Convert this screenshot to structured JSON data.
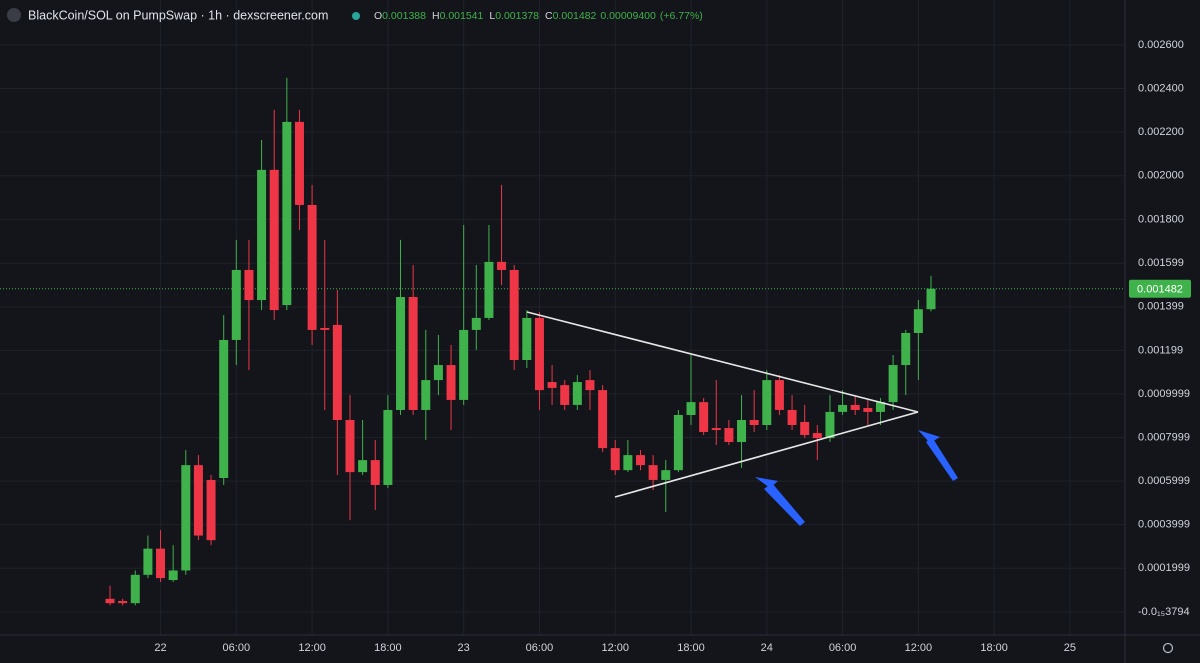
{
  "chart_data": {
    "type": "candlestick",
    "title": "BlackCoin/SOL on PumpSwap · 1h · dexscreener.com",
    "header_ohlc": [
      {
        "key": "O",
        "value": "0.001388"
      },
      {
        "key": "H",
        "value": "0.001541"
      },
      {
        "key": "L",
        "value": "0.001378"
      },
      {
        "key": "C",
        "value": "0.001482"
      }
    ],
    "change": "0.00009400",
    "change_percent": "(+6.77%)",
    "open": [
      6e-05,
      5e-05,
      4e-05,
      0.00017,
      0.00029,
      0.000146,
      0.00019,
      0.000673,
      0.000605,
      0.000614,
      0.001247,
      0.001568,
      0.00143,
      0.002027,
      0.001407,
      0.002247,
      0.001866,
      0.001302,
      0.001316,
      0.00088,
      0.000641,
      0.000696,
      0.000582,
      0.000926,
      0.001444,
      0.000926,
      0.001063,
      0.001132,
      0.000972,
      0.001293,
      0.001348,
      0.001605,
      0.001568,
      0.001155,
      0.001348,
      0.001054,
      0.00104,
      0.000949,
      0.001063,
      0.001017,
      0.000751,
      0.00065,
      0.000719,
      0.000673,
      0.000605,
      0.00065,
      0.000903,
      0.000962,
      0.000843,
      0.000843,
      0.000779,
      0.00088,
      0.000857,
      0.001063,
      0.000926,
      0.000871,
      0.00082,
      0.000797,
      0.000917,
      0.000949,
      0.000935,
      0.000917,
      0.000962,
      0.001132,
      0.001279,
      0.001388
    ],
    "high": [
      0.00012,
      6e-05,
      0.00019,
      0.00035,
      0.000375,
      0.000306,
      0.000742,
      0.000719,
      0.000628,
      0.001361,
      0.001706,
      0.001706,
      0.002164,
      0.002302,
      0.002449,
      0.002302,
      0.001958,
      0.001706,
      0.001476,
      0.000994,
      0.00088,
      0.000788,
      0.000994,
      0.001706,
      0.001591,
      0.001293,
      0.00127,
      0.001224,
      0.001774,
      0.001591,
      0.001774,
      0.001958,
      0.001591,
      0.001384,
      0.001375,
      0.001132,
      0.001063,
      0.001086,
      0.001109,
      0.00104,
      0.000788,
      0.000788,
      0.000742,
      0.000719,
      0.000696,
      0.000926,
      0.001178,
      0.000981,
      0.001063,
      0.00088,
      0.000994,
      0.001017,
      0.001109,
      0.001086,
      0.000994,
      0.000949,
      0.000857,
      0.000994,
      0.001017,
      0.000994,
      0.000972,
      0.000981,
      0.001178,
      0.001293,
      0.00143,
      0.001541
    ],
    "low": [
      3e-05,
      3e-05,
      3e-05,
      0.000155,
      0.000137,
      0.000137,
      0.00017,
      0.000329,
      0.000306,
      0.000582,
      0.001132,
      0.001109,
      0.001384,
      0.001339,
      0.001384,
      0.001751,
      0.001224,
      0.000926,
      0.000628,
      0.000421,
      0.000628,
      0.000467,
      0.000568,
      0.000903,
      0.000903,
      0.000788,
      0.000994,
      0.000834,
      0.000949,
      0.001201,
      0.001339,
      0.001499,
      0.001109,
      0.001118,
      0.000926,
      0.000949,
      0.000926,
      0.000926,
      0.000926,
      0.000733,
      0.000628,
      0.000641,
      0.00065,
      0.000559,
      0.000458,
      0.000641,
      0.000857,
      0.000811,
      0.000765,
      0.000765,
      0.00066,
      0.000825,
      0.000834,
      0.000903,
      0.000834,
      0.000797,
      0.000696,
      0.000779,
      0.000903,
      0.000903,
      0.000857,
      0.000857,
      0.000926,
      0.000994,
      0.001063,
      0.001378
    ],
    "close": [
      4e-05,
      4e-05,
      0.00017,
      0.00029,
      0.000155,
      0.00019,
      0.000673,
      0.00035,
      0.000329,
      0.001247,
      0.001568,
      0.00143,
      0.002027,
      0.001384,
      0.002247,
      0.001866,
      0.001293,
      0.001293,
      0.00088,
      0.000641,
      0.000696,
      0.000582,
      0.000926,
      0.001444,
      0.000926,
      0.001063,
      0.001132,
      0.000972,
      0.001293,
      0.001348,
      0.001605,
      0.001568,
      0.001155,
      0.001348,
      0.001017,
      0.001027,
      0.000949,
      0.001054,
      0.001017,
      0.000751,
      0.00065,
      0.000719,
      0.000673,
      0.000605,
      0.00065,
      0.000903,
      0.000962,
      0.000825,
      0.000834,
      0.000779,
      0.00088,
      0.000857,
      0.001063,
      0.000926,
      0.000857,
      0.000811,
      0.000797,
      0.000917,
      0.000949,
      0.000926,
      0.000917,
      0.000962,
      0.001132,
      0.001279,
      0.001388,
      0.001482
    ],
    "up_color": "#3fb24b",
    "down_color": "#ee3647",
    "last_price": 0.001482,
    "last_price_color": "#3fb24b",
    "xlim": [
      -8.71,
      80.36
    ],
    "xticks": [
      {
        "value": 4,
        "label": "22"
      },
      {
        "value": 10,
        "label": "06:00"
      },
      {
        "value": 16,
        "label": "12:00"
      },
      {
        "value": 22,
        "label": "18:00"
      },
      {
        "value": 28,
        "label": "23"
      },
      {
        "value": 34,
        "label": "06:00"
      },
      {
        "value": 40,
        "label": "12:00"
      },
      {
        "value": 46,
        "label": "18:00"
      },
      {
        "value": 52,
        "label": "24"
      },
      {
        "value": 58,
        "label": "06:00"
      },
      {
        "value": 64,
        "label": "12:00"
      },
      {
        "value": 70,
        "label": "18:00"
      },
      {
        "value": 76,
        "label": "25"
      }
    ],
    "ylim": [
      -0.000106,
      0.002806
    ],
    "yticks": [
      {
        "value": -3.794e-16,
        "label": "-0.0₁₅3794"
      },
      {
        "value": 0.0001999,
        "label": "0.0001999"
      },
      {
        "value": 0.0003999,
        "label": "0.0003999"
      },
      {
        "value": 0.0005999,
        "label": "0.0005999"
      },
      {
        "value": 0.0007999,
        "label": "0.0007999"
      },
      {
        "value": 0.0009999,
        "label": "0.0009999"
      },
      {
        "value": 0.001199,
        "label": "0.001199"
      },
      {
        "value": 0.001399,
        "label": "0.001399"
      },
      {
        "value": 0.001599,
        "label": "0.001599"
      },
      {
        "value": 0.0018,
        "label": "0.001800"
      },
      {
        "value": 0.002,
        "label": "0.002000"
      },
      {
        "value": 0.0022,
        "label": "0.002200"
      },
      {
        "value": 0.0024,
        "label": "0.002400"
      },
      {
        "value": 0.0026,
        "label": "0.002600"
      }
    ],
    "grid": true
  }
}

──────

Task
Repeat the records word for word. Any picture in them should be left out.

Expected answer
Convert this screenshot to structured JSON data.
{
  "chart_data": {
    "type": "candlestick",
    "title": "BlackCoin/SOL on PumpSwap · 1h · dexscreener.com",
    "header_ohlc": [
      {
        "key": "O",
        "value": "0.001388"
      },
      {
        "key": "H",
        "value": "0.001541"
      },
      {
        "key": "L",
        "value": "0.001378"
      },
      {
        "key": "C",
        "value": "0.001482"
      }
    ],
    "change": "0.00009400",
    "change_percent": "(+6.77%)",
    "open": [
      6e-05,
      5e-05,
      4e-05,
      0.00017,
      0.00029,
      0.000146,
      0.00019,
      0.000673,
      0.000605,
      0.000614,
      0.001247,
      0.001568,
      0.00143,
      0.002027,
      0.001407,
      0.002247,
      0.001866,
      0.001302,
      0.001316,
      0.00088,
      0.000641,
      0.000696,
      0.000582,
      0.000926,
      0.001444,
      0.000926,
      0.001063,
      0.001132,
      0.000972,
      0.001293,
      0.001348,
      0.001605,
      0.001568,
      0.001155,
      0.001348,
      0.001054,
      0.00104,
      0.000949,
      0.001063,
      0.001017,
      0.000751,
      0.00065,
      0.000719,
      0.000673,
      0.000605,
      0.00065,
      0.000903,
      0.000962,
      0.000843,
      0.000843,
      0.000779,
      0.00088,
      0.000857,
      0.001063,
      0.000926,
      0.000871,
      0.00082,
      0.000797,
      0.000917,
      0.000949,
      0.000935,
      0.000917,
      0.000962,
      0.001132,
      0.001279,
      0.001388
    ],
    "high": [
      0.00012,
      6e-05,
      0.00019,
      0.00035,
      0.000375,
      0.000306,
      0.000742,
      0.000719,
      0.000628,
      0.001361,
      0.001706,
      0.001706,
      0.002164,
      0.002302,
      0.002449,
      0.002302,
      0.001958,
      0.001706,
      0.001476,
      0.000994,
      0.00088,
      0.000788,
      0.000994,
      0.001706,
      0.001591,
      0.001293,
      0.00127,
      0.001224,
      0.001774,
      0.001591,
      0.001774,
      0.001958,
      0.001591,
      0.001384,
      0.001375,
      0.001132,
      0.001063,
      0.001086,
      0.001109,
      0.00104,
      0.000788,
      0.000788,
      0.000742,
      0.000719,
      0.000696,
      0.000926,
      0.001178,
      0.000981,
      0.001063,
      0.00088,
      0.000994,
      0.001017,
      0.001109,
      0.001086,
      0.000994,
      0.000949,
      0.000857,
      0.000994,
      0.001017,
      0.000994,
      0.000972,
      0.000981,
      0.001178,
      0.001293,
      0.00143,
      0.001541
    ],
    "low": [
      3e-05,
      3e-05,
      3e-05,
      0.000155,
      0.000137,
      0.000137,
      0.00017,
      0.000329,
      0.000306,
      0.000582,
      0.001132,
      0.001109,
      0.001384,
      0.001339,
      0.001384,
      0.001751,
      0.001224,
      0.000926,
      0.000628,
      0.000421,
      0.000628,
      0.000467,
      0.000568,
      0.000903,
      0.000903,
      0.000788,
      0.000994,
      0.000834,
      0.000949,
      0.001201,
      0.001339,
      0.001499,
      0.001109,
      0.001118,
      0.000926,
      0.000949,
      0.000926,
      0.000926,
      0.000926,
      0.000733,
      0.000628,
      0.000641,
      0.00065,
      0.000559,
      0.000458,
      0.000641,
      0.000857,
      0.000811,
      0.000765,
      0.000765,
      0.00066,
      0.000825,
      0.000834,
      0.000903,
      0.000834,
      0.000797,
      0.000696,
      0.000779,
      0.000903,
      0.000903,
      0.000857,
      0.000857,
      0.000926,
      0.000994,
      0.001063,
      0.001378
    ],
    "close": [
      4e-05,
      4e-05,
      0.00017,
      0.00029,
      0.000155,
      0.00019,
      0.000673,
      0.00035,
      0.000329,
      0.001247,
      0.001568,
      0.00143,
      0.002027,
      0.001384,
      0.002247,
      0.001866,
      0.001293,
      0.001293,
      0.00088,
      0.000641,
      0.000696,
      0.000582,
      0.000926,
      0.001444,
      0.000926,
      0.001063,
      0.001132,
      0.000972,
      0.001293,
      0.001348,
      0.001605,
      0.001568,
      0.001155,
      0.001348,
      0.001017,
      0.001027,
      0.000949,
      0.001054,
      0.001017,
      0.000751,
      0.00065,
      0.000719,
      0.000673,
      0.000605,
      0.00065,
      0.000903,
      0.000962,
      0.000825,
      0.000834,
      0.000779,
      0.00088,
      0.000857,
      0.001063,
      0.000926,
      0.000857,
      0.000811,
      0.000797,
      0.000917,
      0.000949,
      0.000926,
      0.000917,
      0.000962,
      0.001132,
      0.001279,
      0.001388,
      0.001482
    ],
    "up_color": "#3fb24b",
    "down_color": "#ee3647",
    "last_price": 0.001482,
    "last_price_color": "#3fb24b",
    "xlim": [
      -8.71,
      80.36
    ],
    "xticks": [
      {
        "value": 4,
        "label": "22"
      },
      {
        "value": 10,
        "label": "06:00"
      },
      {
        "value": 16,
        "label": "12:00"
      },
      {
        "value": 22,
        "label": "18:00"
      },
      {
        "value": 28,
        "label": "23"
      },
      {
        "value": 34,
        "label": "06:00"
      },
      {
        "value": 40,
        "label": "12:00"
      },
      {
        "value": 46,
        "label": "18:00"
      },
      {
        "value": 52,
        "label": "24"
      },
      {
        "value": 58,
        "label": "06:00"
      },
      {
        "value": 64,
        "label": "12:00"
      },
      {
        "value": 70,
        "label": "18:00"
      },
      {
        "value": 76,
        "label": "25"
      }
    ],
    "ylim": [
      -0.000106,
      0.002806
    ],
    "yticks": [
      {
        "value": -3.794e-16,
        "label": "-0.0₁₅3794"
      },
      {
        "value": 0.0001999,
        "label": "0.0001999"
      },
      {
        "value": 0.0003999,
        "label": "0.0003999"
      },
      {
        "value": 0.0005999,
        "label": "0.0005999"
      },
      {
        "value": 0.0007999,
        "label": "0.0007999"
      },
      {
        "value": 0.0009999,
        "label": "0.0009999"
      },
      {
        "value": 0.001199,
        "label": "0.001199"
      },
      {
        "value": 0.001399,
        "label": "0.001399"
      },
      {
        "value": 0.001599,
        "label": "0.001599"
      },
      {
        "value": 0.0018,
        "label": "0.001800"
      },
      {
        "value": 0.002,
        "label": "0.002000"
      },
      {
        "value": 0.0022,
        "label": "0.002200"
      },
      {
        "value": 0.0024,
        "label": "0.002400"
      },
      {
        "value": 0.0026,
        "label": "0.002600"
      }
    ],
    "grid": true
  }
}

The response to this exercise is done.